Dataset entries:
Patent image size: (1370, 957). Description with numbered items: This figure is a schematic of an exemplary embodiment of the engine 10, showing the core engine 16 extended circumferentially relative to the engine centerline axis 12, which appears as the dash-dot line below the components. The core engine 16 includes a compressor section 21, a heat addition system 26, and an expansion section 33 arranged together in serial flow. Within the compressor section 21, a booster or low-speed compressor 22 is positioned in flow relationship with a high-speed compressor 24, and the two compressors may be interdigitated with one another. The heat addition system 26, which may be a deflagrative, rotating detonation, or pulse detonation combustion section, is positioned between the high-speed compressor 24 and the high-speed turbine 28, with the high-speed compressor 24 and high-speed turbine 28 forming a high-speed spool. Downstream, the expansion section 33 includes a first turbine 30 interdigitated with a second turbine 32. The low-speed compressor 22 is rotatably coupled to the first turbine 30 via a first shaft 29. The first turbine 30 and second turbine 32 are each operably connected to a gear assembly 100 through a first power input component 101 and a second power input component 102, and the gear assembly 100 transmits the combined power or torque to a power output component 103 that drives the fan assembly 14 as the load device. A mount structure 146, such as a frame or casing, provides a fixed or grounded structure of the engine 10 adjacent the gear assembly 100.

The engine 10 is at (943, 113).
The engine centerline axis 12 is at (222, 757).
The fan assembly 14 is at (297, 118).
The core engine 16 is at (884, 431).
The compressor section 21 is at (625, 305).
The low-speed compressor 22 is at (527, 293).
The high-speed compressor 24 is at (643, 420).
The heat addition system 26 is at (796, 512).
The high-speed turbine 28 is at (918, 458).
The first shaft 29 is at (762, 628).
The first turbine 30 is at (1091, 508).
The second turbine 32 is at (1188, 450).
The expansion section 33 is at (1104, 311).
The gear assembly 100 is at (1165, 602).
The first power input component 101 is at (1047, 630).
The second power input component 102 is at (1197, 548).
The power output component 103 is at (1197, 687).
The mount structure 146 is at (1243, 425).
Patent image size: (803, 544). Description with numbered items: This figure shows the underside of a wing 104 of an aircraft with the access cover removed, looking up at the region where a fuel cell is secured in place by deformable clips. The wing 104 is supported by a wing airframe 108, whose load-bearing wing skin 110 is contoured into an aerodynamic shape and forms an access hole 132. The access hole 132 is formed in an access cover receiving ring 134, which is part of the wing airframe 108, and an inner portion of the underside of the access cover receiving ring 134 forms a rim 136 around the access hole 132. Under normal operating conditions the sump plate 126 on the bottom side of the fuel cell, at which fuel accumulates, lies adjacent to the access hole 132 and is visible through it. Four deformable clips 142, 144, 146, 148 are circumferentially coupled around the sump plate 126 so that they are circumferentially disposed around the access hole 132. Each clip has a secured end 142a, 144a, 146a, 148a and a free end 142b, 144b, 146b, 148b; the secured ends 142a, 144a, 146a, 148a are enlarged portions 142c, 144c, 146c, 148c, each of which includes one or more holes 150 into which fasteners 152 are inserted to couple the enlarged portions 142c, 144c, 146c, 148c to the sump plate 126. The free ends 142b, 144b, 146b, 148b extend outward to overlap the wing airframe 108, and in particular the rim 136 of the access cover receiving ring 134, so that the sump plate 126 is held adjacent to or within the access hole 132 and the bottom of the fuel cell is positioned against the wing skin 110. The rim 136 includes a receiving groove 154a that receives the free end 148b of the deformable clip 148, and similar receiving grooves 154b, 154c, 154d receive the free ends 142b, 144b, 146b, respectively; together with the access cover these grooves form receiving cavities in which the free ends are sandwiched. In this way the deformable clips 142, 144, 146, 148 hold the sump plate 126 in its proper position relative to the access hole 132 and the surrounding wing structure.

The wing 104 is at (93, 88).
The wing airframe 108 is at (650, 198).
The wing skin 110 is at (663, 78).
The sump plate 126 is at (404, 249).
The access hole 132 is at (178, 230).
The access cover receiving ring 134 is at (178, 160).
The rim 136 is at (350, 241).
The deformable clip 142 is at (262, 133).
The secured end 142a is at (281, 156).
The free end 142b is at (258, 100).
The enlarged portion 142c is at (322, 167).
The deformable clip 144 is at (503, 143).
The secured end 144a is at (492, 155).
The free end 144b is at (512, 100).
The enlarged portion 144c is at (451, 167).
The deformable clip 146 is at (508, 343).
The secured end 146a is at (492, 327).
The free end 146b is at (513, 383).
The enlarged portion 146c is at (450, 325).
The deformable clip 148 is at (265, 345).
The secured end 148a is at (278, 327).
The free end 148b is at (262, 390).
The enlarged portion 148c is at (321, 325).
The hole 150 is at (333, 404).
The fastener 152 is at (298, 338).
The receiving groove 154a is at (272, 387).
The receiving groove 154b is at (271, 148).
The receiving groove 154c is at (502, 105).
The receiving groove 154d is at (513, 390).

**Work to complete**
Rewrite all of the records above as one numbered list, with the blank lines omitted.

**Result of the exercise**
1. Patent image size: (1370, 957). Description with numbered items: This figure is a schematic of an exemplary embodiment of the engine 10, showing the core engine 16 extended circumferentially relative to the engine centerline axis 12, which appears as the dash-dot line below the components. The core engine 16 includes a compressor section 21, a heat addition system 26, and an expansion section 33 arranged together in serial flow. Within the compressor section 21, a booster or low-speed compressor 22 is positioned in flow relationship with a high-speed compressor 24, and the two compressors may be interdigitated with one another. The heat addition system 26, which may be a deflagrative, rotating detonation, or pulse detonation combustion section, is positioned between the high-speed compressor 24 and the high-speed turbine 28, with the high-speed compressor 24 and high-speed turbine 28 forming a high-speed spool. Downstream, the expansion section 33 includes a first turbine 30 interdigitated with a second turbine 32. The low-speed compressor 22 is rotatably coupled to the first turbine 30 via a first shaft 29. The first turbine 30 and second turbine 32 are each operably connected to a gear assembly 100 through a first power input component 101 and a second power input component 102, and the gear assembly 100 transmits the combined power or torque to a power output component 103 that drives the fan assembly 14 as the load device. A mount structure 146, such as a frame or casing, provides a fixed or grounded structure of the engine 10 adjacent the gear assembly 100.
2. The engine 10 is at (943, 113).
3. The engine centerline axis 12 is at (222, 757).
4. The fan assembly 14 is at (297, 118).
5. The core engine 16 is at (884, 431).
6. The compressor section 21 is at (625, 305).
7. The low-speed compressor 22 is at (527, 293).
8. The high-speed compressor 24 is at (643, 420).
9. The heat addition system 26 is at (796, 512).
10. The high-speed turbine 28 is at (918, 458).
11. The first shaft 29 is at (762, 628).
12. The first turbine 30 is at (1091, 508).
13. The second turbine 32 is at (1188, 450).
14. The expansion section 33 is at (1104, 311).
15. The gear assembly 100 is at (1165, 602).
16. The first power input component 101 is at (1047, 630).
17. The second power input component 102 is at (1197, 548).
18. The power output component 103 is at (1197, 687).
19. The mount structure 146 is at (1243, 425).
20. Patent image size: (803, 544). Description with numbered items: This figure shows the underside of a wing 104 of an aircraft with the access cover removed, looking up at the region where a fuel cell is secured in place by deformable clips. The wing 104 is supported by a wing airframe 108, whose load-bearing wing skin 110 is contoured into an aerodynamic shape and forms an access hole 132. The access hole 132 is formed in an access cover receiving ring 134, which is part of the wing airframe 108, and an inner portion of the underside of the access cover receiving ring 134 forms a rim 136 around the access hole 132. Under normal operating conditions the sump plate 126 on the bottom side of the fuel cell, at which fuel accumulates, lies adjacent to the access hole 132 and is visible through it. Four deformable clips 142, 144, 146, 148 are circumferentially coupled around the sump plate 126 so that they are circumferentially disposed around the access hole 132. Each clip has a secured end 142a, 144a, 146a, 148a and a free end 142b, 144b, 146b, 148b; the secured ends 142a, 144a, 146a, 148a are enlarged portions 142c, 144c, 146c, 148c, each of which includes one or more holes 150 into which fasteners 152 are inserted to couple the enlarged portions 142c, 144c, 146c, 148c to the sump plate 126. The free ends 142b, 144b, 146b, 148b extend outward to overlap the wing airframe 108, and in particular the rim 136 of the access cover receiving ring 134, so that the sump plate 126 is held adjacent to or within the access hole 132 and the bottom of the fuel cell is positioned against the wing skin 110. The rim 136 includes a receiving groove 154a that receives the free end 148b of the deformable clip 148, and similar receiving grooves 154b, 154c, 154d receive the free ends 142b, 144b, 146b, respectively; together with the access cover these grooves form receiving cavities in which the free ends are sandwiched. In this way the deformable clips 142, 144, 146, 148 hold the sump plate 126 in its proper position relative to the access hole 132 and the surrounding wing structure.
21. The wing 104 is at (93, 88).
22. The wing airframe 108 is at (650, 198).
23. The wing skin 110 is at (663, 78).
24. The sump plate 126 is at (404, 249).
25. The access hole 132 is at (178, 230).
26. The access cover receiving ring 134 is at (178, 160).
27. The rim 136 is at (350, 241).
28. The deformable clip 142 is at (262, 133).
29. The secured end 142a is at (281, 156).
30. The free end 142b is at (258, 100).
31. The enlarged portion 142c is at (322, 167).
32. The deformable clip 144 is at (503, 143).
33. The secured end 144a is at (492, 155).
34. The free end 144b is at (512, 100).
35. The enlarged portion 144c is at (451, 167).
36. The deformable clip 146 is at (508, 343).
37. The secured end 146a is at (492, 327).
38. The free end 146b is at (513, 383).
39. The enlarged portion 146c is at (450, 325).
40. The deformable clip 148 is at (265, 345).
41. The secured end 148a is at (278, 327).
42. The free end 148b is at (262, 390).
43. The enlarged portion 148c is at (321, 325).
44. The hole 150 is at (333, 404).
45. The fastener 152 is at (298, 338).
46. The receiving groove 154a is at (272, 387).
47. The receiving groove 154b is at (271, 148).
48. The receiving groove 154c is at (502, 105).
49. The receiving groove 154d is at (513, 390).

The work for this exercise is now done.